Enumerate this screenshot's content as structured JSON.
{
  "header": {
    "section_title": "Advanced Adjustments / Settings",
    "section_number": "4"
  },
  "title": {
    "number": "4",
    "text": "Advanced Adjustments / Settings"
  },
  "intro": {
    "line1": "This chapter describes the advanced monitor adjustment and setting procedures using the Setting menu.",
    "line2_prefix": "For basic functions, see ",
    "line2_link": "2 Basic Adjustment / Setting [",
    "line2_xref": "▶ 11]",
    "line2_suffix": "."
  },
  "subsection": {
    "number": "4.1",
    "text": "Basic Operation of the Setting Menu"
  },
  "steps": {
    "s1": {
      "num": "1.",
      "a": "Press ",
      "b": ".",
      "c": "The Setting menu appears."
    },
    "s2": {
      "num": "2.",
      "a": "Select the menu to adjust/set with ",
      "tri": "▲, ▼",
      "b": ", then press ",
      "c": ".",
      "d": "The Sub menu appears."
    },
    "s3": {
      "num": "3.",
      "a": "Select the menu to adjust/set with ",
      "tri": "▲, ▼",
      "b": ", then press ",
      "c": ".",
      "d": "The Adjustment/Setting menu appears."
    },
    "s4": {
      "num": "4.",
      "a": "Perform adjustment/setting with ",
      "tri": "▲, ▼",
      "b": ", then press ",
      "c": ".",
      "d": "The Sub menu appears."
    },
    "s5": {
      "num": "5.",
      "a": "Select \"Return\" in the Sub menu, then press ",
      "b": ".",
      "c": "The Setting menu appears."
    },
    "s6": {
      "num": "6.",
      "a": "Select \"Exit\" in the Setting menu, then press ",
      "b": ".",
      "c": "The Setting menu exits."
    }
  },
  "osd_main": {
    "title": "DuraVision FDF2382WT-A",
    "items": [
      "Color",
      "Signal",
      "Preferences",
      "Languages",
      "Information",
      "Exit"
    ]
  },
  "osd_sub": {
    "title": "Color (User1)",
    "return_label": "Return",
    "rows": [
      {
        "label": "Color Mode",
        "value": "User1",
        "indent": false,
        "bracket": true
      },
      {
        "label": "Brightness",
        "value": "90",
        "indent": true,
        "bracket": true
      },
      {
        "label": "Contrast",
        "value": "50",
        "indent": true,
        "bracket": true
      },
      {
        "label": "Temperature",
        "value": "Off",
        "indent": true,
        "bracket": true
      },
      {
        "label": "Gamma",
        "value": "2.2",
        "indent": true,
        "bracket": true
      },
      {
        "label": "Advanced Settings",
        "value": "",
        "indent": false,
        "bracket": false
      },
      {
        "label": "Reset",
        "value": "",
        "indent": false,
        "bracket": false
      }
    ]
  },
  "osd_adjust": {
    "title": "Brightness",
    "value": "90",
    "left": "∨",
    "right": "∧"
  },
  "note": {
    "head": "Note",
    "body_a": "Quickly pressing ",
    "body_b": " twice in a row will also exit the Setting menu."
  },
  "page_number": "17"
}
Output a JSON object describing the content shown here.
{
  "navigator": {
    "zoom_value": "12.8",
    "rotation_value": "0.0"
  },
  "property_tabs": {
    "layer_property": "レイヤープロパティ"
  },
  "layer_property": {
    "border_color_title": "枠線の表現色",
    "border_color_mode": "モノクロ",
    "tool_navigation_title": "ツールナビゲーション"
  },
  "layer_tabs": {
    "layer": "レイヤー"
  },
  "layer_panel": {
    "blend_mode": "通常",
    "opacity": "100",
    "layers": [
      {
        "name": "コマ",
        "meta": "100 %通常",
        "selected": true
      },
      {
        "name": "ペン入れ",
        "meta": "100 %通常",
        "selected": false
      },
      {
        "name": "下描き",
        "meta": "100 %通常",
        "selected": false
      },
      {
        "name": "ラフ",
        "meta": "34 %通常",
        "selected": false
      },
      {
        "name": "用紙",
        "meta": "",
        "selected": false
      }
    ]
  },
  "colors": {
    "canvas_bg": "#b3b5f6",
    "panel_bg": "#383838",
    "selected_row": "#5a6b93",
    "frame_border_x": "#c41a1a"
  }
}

━━━━

◆ Aim
Find each line holding the string "text" and copy it out.

◆ Complete answer
    "text": "Advanced Adjustments / Settings"
    "text": "Basic Operation of the Setting Menu"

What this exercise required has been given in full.